### [What the exercise asks]
Return the data exactly, with all pictures removed.

----------

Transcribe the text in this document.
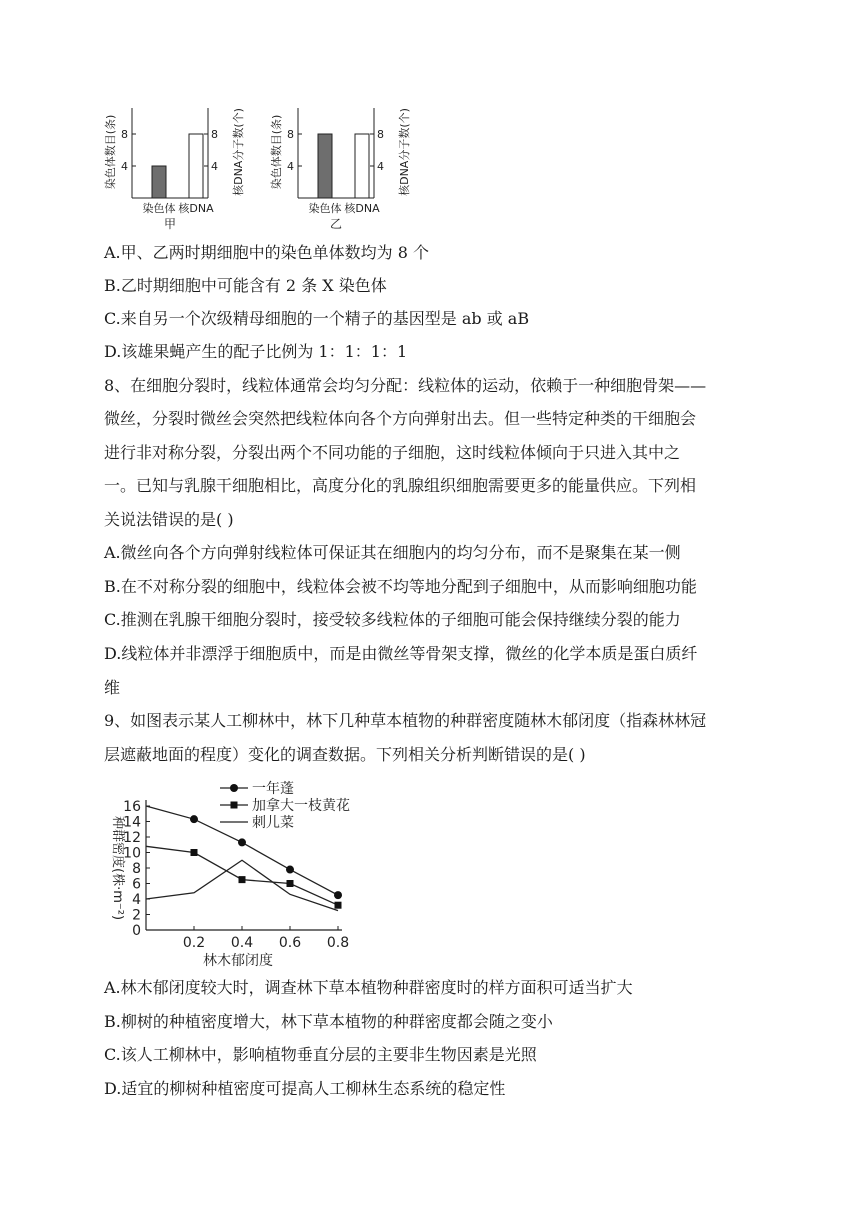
染色体数目(条)	核DNA分子数(个)
4	4
8	8
染色体 核DNA
甲
染色体数目(条)	核DNA分子数(个)
4	4
8	8
染色体 核DNA
乙
A.甲、乙两时期细胞中的染色单体数均为 8 个
B.乙时期细胞中可能含有 2 条 X 染色体
C.来自另一个次级精母细胞的一个精子的基因型是 ab 或 aB
D.该雄果蝇产生的配子比例为 1：1：1：1
8、在细胞分裂时，线粒体通常会均匀分配：线粒体的运动，依赖于一种细胞骨架——
微丝，分裂时微丝会突然把线粒体向各个方向弹射出去。但一些特定种类的干细胞会
进行非对称分裂，分裂出两个不同功能的子细胞，这时线粒体倾向于只进入其中之
一。已知与乳腺干细胞相比，高度分化的乳腺组织细胞需要更多的能量供应。下列相
关说法错误的是( )
A.微丝向各个方向弹射线粒体可保证其在细胞内的均匀分布，而不是聚集在某一侧
B.在不对称分裂的细胞中，线粒体会被不均等地分配到子细胞中，从而影响细胞功能
C.推测在乳腺干细胞分裂时，接受较多线粒体的子细胞可能会保持继续分裂的能力
D.线粒体并非漂浮于细胞质中，而是由微丝等骨架支撑，微丝的化学本质是蛋白质纤
维
9、如图表示某人工柳林中，林下几种草本植物的种群密度随林木郁闭度（指森林林冠
层遮蔽地面的程度）变化的调查数据。下列相关分析判断错误的是( )
0
2
4
6
8
10
12
14
16
0.2 0.4 0.6 0.8
林木郁闭度
种群密度(株·m⁻²)
一年蓬
加拿大一枝黄花
刺儿菜
A.林木郁闭度较大时，调查林下草本植物种群密度时的样方面积可适当扩大
B.柳树的种植密度增大，林下草本植物的种群密度都会随之变小
C.该人工柳林中，影响植物垂直分层的主要非生物因素是光照
D.适宜的柳树种植密度可提高人工柳林生态系统的稳定性
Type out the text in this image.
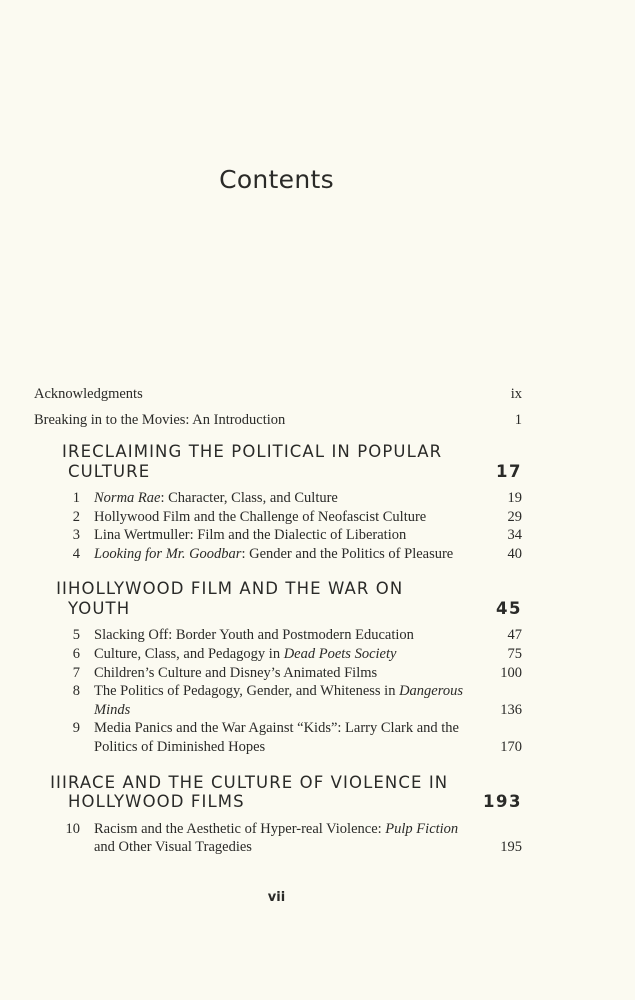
Contents
Acknowledgments	ix
Breaking in to the Movies: An Introduction	1
I RECLAIMING THE POLITICAL IN POPULAR CULTURE	17
1 Norma Rae: Character, Class, and Culture	19
2 Hollywood Film and the Challenge of Neofascist Culture	29
3 Lina Wertmuller: Film and the Dialectic of Liberation	34
4 Looking for Mr. Goodbar: Gender and the Politics of Pleasure	40
II HOLLYWOOD FILM AND THE WAR ON YOUTH	45
5 Slacking Off: Border Youth and Postmodern Education	47
6 Culture, Class, and Pedagogy in Dead Poets Society	75
7 Children’s Culture and Disney’s Animated Films	100
8 The Politics of Pedagogy, Gender, and Whiteness in Dangerous Minds	136
9 Media Panics and the War Against “Kids”: Larry Clark and the Politics of Diminished Hopes	170
III RACE AND THE CULTURE OF VIOLENCE IN HOLLYWOOD FILMS	193
10 Racism and the Aesthetic of Hyper-real Violence: Pulp Fiction and Other Visual Tragedies	195
vii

----------

### [Exercise output]
Transcribe the text in this document.
染色体数目(条)	核DNA分子数(个)
4	4
8	8
染色体 核DNA
甲
染色体数目(条)	核DNA分子数(个)
4	4
8	8
染色体 核DNA
乙
A.甲、乙两时期细胞中的染色单体数均为 8 个
B.乙时期细胞中可能含有 2 条 X 染色体
C.来自另一个次级精母细胞的一个精子的基因型是 ab 或 aB
D.该雄果蝇产生的配子比例为 1：1：1：1
8、在细胞分裂时，线粒体通常会均匀分配：线粒体的运动，依赖于一种细胞骨架——
微丝，分裂时微丝会突然把线粒体向各个方向弹射出去。但一些特定种类的干细胞会
进行非对称分裂，分裂出两个不同功能的子细胞，这时线粒体倾向于只进入其中之
一。已知与乳腺干细胞相比，高度分化的乳腺组织细胞需要更多的能量供应。下列相
关说法错误的是( )
A.微丝向各个方向弹射线粒体可保证其在细胞内的均匀分布，而不是聚集在某一侧
B.在不对称分裂的细胞中，线粒体会被不均等地分配到子细胞中，从而影响细胞功能
C.推测在乳腺干细胞分裂时，接受较多线粒体的子细胞可能会保持继续分裂的能力
D.线粒体并非漂浮于细胞质中，而是由微丝等骨架支撑，微丝的化学本质是蛋白质纤
维
9、如图表示某人工柳林中，林下几种草本植物的种群密度随林木郁闭度（指森林林冠
层遮蔽地面的程度）变化的调查数据。下列相关分析判断错误的是( )
0
2
4
6
8
10
12
14
16
0.2 0.4 0.6 0.8
林木郁闭度
种群密度(株·m⁻²)
一年蓬
加拿大一枝黄花
刺儿菜
A.林木郁闭度较大时，调查林下草本植物种群密度时的样方面积可适当扩大
B.柳树的种植密度增大，林下草本植物的种群密度都会随之变小
C.该人工柳林中，影响植物垂直分层的主要非生物因素是光照
D.适宜的柳树种植密度可提高人工柳林生态系统的稳定性
Type out the text in this image.
Contents
Acknowledgments	ix
Breaking in to the Movies: An Introduction	1
I RECLAIMING THE POLITICAL IN POPULAR CULTURE	17
1 Norma Rae: Character, Class, and Culture	19
2 Hollywood Film and the Challenge of Neofascist Culture	29
3 Lina Wertmuller: Film and the Dialectic of Liberation	34
4 Looking for Mr. Goodbar: Gender and the Politics of Pleasure	40
II HOLLYWOOD FILM AND THE WAR ON YOUTH	45
5 Slacking Off: Border Youth and Postmodern Education	47
6 Culture, Class, and Pedagogy in Dead Poets Society	75
7 Children’s Culture and Disney’s Animated Films	100
8 The Politics of Pedagogy, Gender, and Whiteness in Dangerous Minds	136
9 Media Panics and the War Against “Kids”: Larry Clark and the Politics of Diminished Hopes	170
III RACE AND THE CULTURE OF VIOLENCE IN HOLLYWOOD FILMS	193
10 Racism and the Aesthetic of Hyper-real Violence: Pulp Fiction and Other Visual Tragedies	195
vii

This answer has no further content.